INSTRUCTIONS TO FOLLOW
Locate every line in the material below that has the word "hixulei". Copy each of those lines.

RECORDS
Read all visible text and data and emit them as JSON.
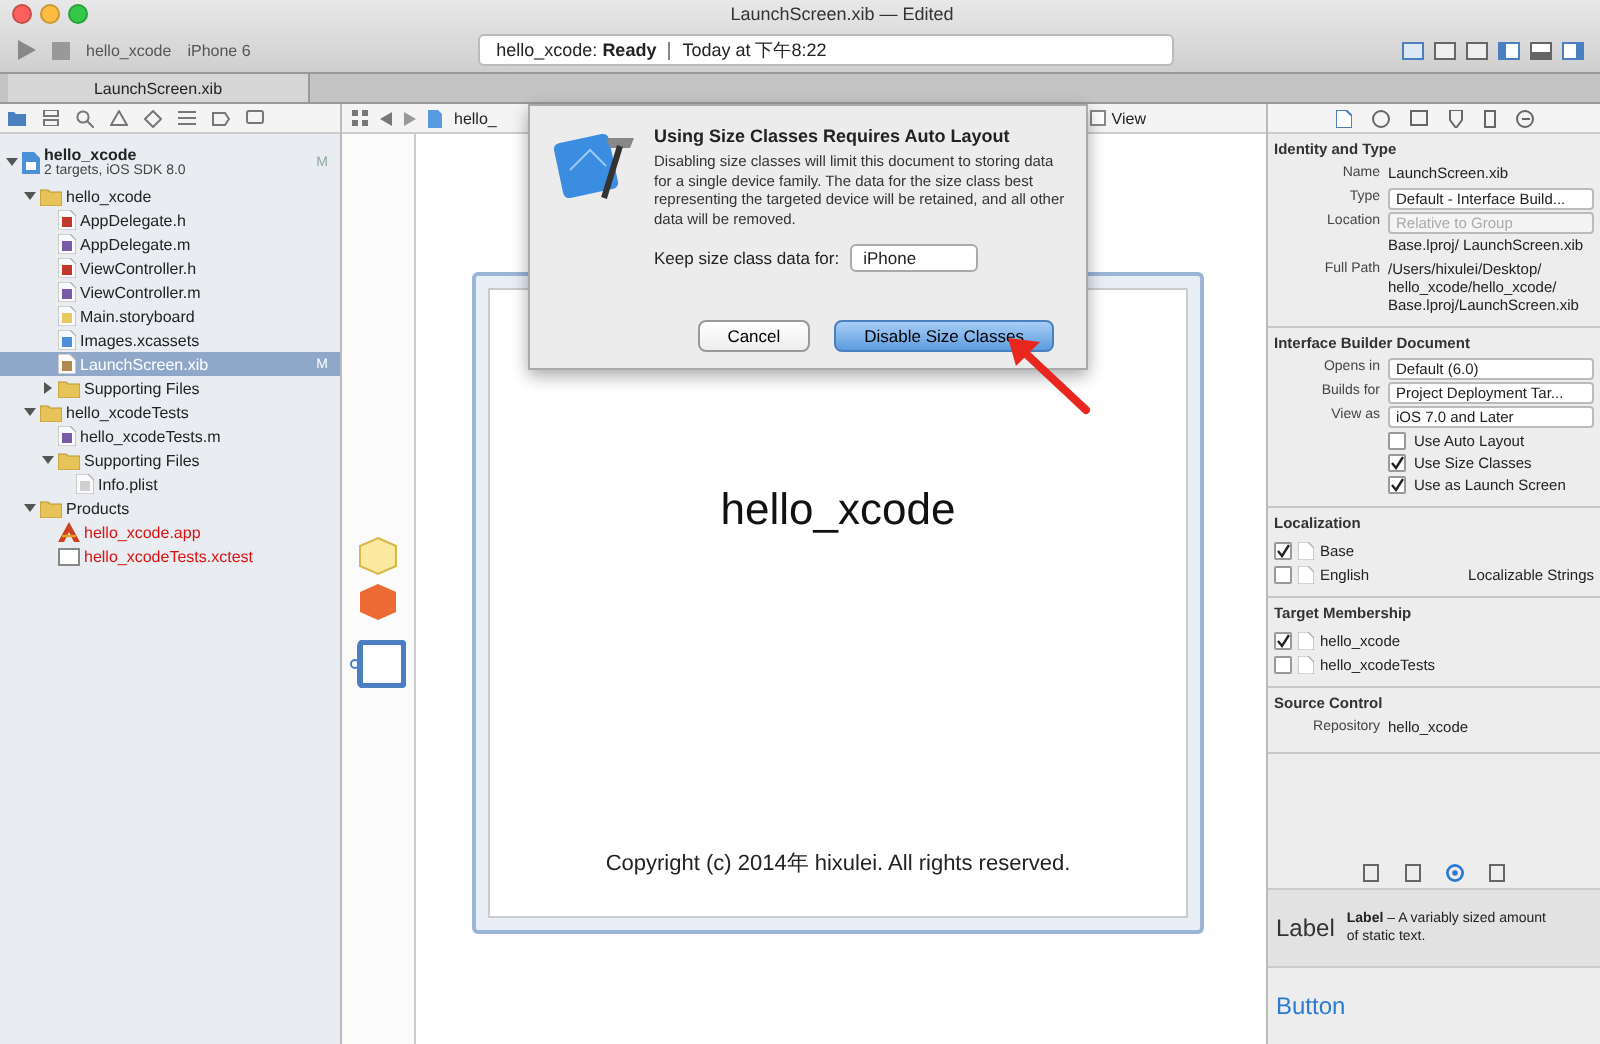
{
  "window": {
    "title": "LaunchScreen.xib — Edited"
  },
  "toolbar": {
    "scheme": "hello_xcode",
    "device": "iPhone 6",
    "status": "hello_xcode: **Ready**",
    "status_time": "Today at 下午8:22"
  },
  "tabs": [
    {
      "label": "LaunchScreen.xib",
      "selected": true
    }
  ],
  "navigator": {
    "items": [
      {
        "name": "hello_xcode",
        "subtitle": "2 targets, iOS SDK 8.0",
        "kind": "project",
        "badge": "M",
        "selected": false,
        "missing": false,
        "expanded": true,
        "children": [
          {
            "name": "hello_xcode",
            "kind": "folder",
            "selected": false,
            "missing": false,
            "expanded": true,
            "children": [
              {
                "name": "AppDelegate.h",
                "kind": "header",
                "selected": false,
                "missing": false
              },
              {
                "name": "AppDelegate.m",
                "kind": "source",
                "selected": false,
                "missing": false
              },
              {
                "name": "ViewController.h",
                "kind": "header",
                "selected": false,
                "missing": false
              },
              {
                "name": "ViewController.m",
                "kind": "source",
                "selected": false,
                "missing": false
              },
              {
                "name": "Main.storyboard",
                "kind": "storyboard",
                "selected": false,
                "missing": false
              },
              {
                "name": "Images.xcassets",
                "kind": "assets",
                "selected": false,
                "missing": false
              },
              {
                "name": "LaunchScreen.xib",
                "kind": "xib",
                "badge": "M",
                "selected": true,
                "missing": false
              },
              {
                "name": "Supporting Files",
                "kind": "folder",
                "selected": false,
                "missing": false,
                "expanded": false
              }
            ]
          },
          {
            "name": "hello_xcodeTests",
            "kind": "folder",
            "selected": false,
            "missing": false,
            "expanded": true,
            "children": [
              {
                "name": "hello_xcodeTests.m",
                "kind": "source",
                "selected": false,
                "missing": false
              },
              {
                "name": "Supporting Files",
                "kind": "folder",
                "selected": false,
                "missing": false,
                "expanded": true,
                "children": [
                  {
                    "name": "Info.plist",
                    "kind": "plist",
                    "selected": false,
                    "missing": false
                  }
                ]
              }
            ]
          },
          {
            "name": "Products",
            "kind": "folder",
            "selected": false,
            "missing": false,
            "expanded": true,
            "children": [
              {
                "name": "hello_xcode.app",
                "kind": "app",
                "selected": false,
                "missing": true
              },
              {
                "name": "hello_xcodeTests.xctest",
                "kind": "bundle",
                "selected": false,
                "missing": true
              }
            ]
          }
        ]
      }
    ]
  },
  "jump_bar": {
    "items": [
      "hello_",
      "View"
    ]
  },
  "dialog": {
    "title": "Using Size Classes Requires Auto Layout",
    "message": "Disabling size classes will limit this document to storing data for a single device family. The data for the size class best representing the targeted device will be retained, and all other data will be removed.",
    "popup_label": "Keep size class data for:",
    "popup_value": "iPhone",
    "buttons": [
      {
        "label": "Cancel",
        "default": false
      },
      {
        "label": "Disable Size Classes",
        "default": true
      }
    ]
  },
  "canvas": {
    "title_label": "hello_xcode",
    "copyright": "Copyright (c) 2014年 hixulei. All rights reserved."
  },
  "inspector": {
    "sections": [
      {
        "title": "Identity and Type",
        "rows": [
          {
            "kind": "text",
            "label": "Name",
            "value": "LaunchScreen.xib"
          },
          {
            "kind": "popup",
            "label": "Type",
            "value": "Default - Interface Build...",
            "disabled": false
          },
          {
            "kind": "popup",
            "label": "Location",
            "value": "Relative to Group",
            "disabled": true
          },
          {
            "kind": "path",
            "label": "",
            "value": "Base.lproj/ LaunchScreen.xib"
          },
          {
            "kind": "text",
            "label": "Full Path",
            "value": "/Users/hixulei/Desktop/ hello_xcode/hello_xcode/ Base.lproj/LaunchScreen.xib"
          }
        ]
      },
      {
        "title": "Interface Builder Document",
        "rows": [
          {
            "kind": "popup",
            "label": "Opens in",
            "value": "Default (6.0)",
            "disabled": false
          },
          {
            "kind": "popup",
            "label": "Builds for",
            "value": "Project Deployment Tar...",
            "disabled": false
          },
          {
            "kind": "popup",
            "label": "View as",
            "value": "iOS 7.0 and Later",
            "disabled": false
          },
          {
            "kind": "checkbox",
            "label": "Use Auto Layout",
            "checked": false
          },
          {
            "kind": "checkbox",
            "label": "Use Size Classes",
            "checked": true
          },
          {
            "kind": "checkbox",
            "label": "Use as Launch Screen",
            "checked": true
          }
        ]
      },
      {
        "title": "Localization",
        "rows": [
          {
            "kind": "check-item",
            "label": "Base",
            "checked": true
          },
          {
            "kind": "check-item",
            "label": "English",
            "checked": false,
            "value": "Localizable Strings"
          }
        ]
      },
      {
        "title": "Target Membership",
        "rows": [
          {
            "kind": "check-item",
            "label": "hello_xcode",
            "checked": true
          },
          {
            "kind": "check-item",
            "label": "hello_xcodeTests",
            "checked": false
          }
        ]
      },
      {
        "title": "Source Control",
        "rows": [
          {
            "kind": "text",
            "label": "Repository",
            "value": "hello_xcode"
          }
        ]
      }
    ]
  },
  "library": {
    "tabs": [
      {
        "selected": false
      },
      {
        "selected": false
      },
      {
        "selected": true
      },
      {
        "selected": false
      }
    ],
    "items": [
      {
        "preview": "Label",
        "description": "**Label** – A variably sized amount of static text."
      },
      {
        "preview": "Button"
      }
    ]
  }
}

RESULT OF THE TASK
    "copyright": "Copyright (c) 2014年 hixulei. All rights reserved."
            "value": "/Users/hixulei/Desktop/ hello_xcode/hello_xcode/ Base.lproj/LaunchScreen.xib"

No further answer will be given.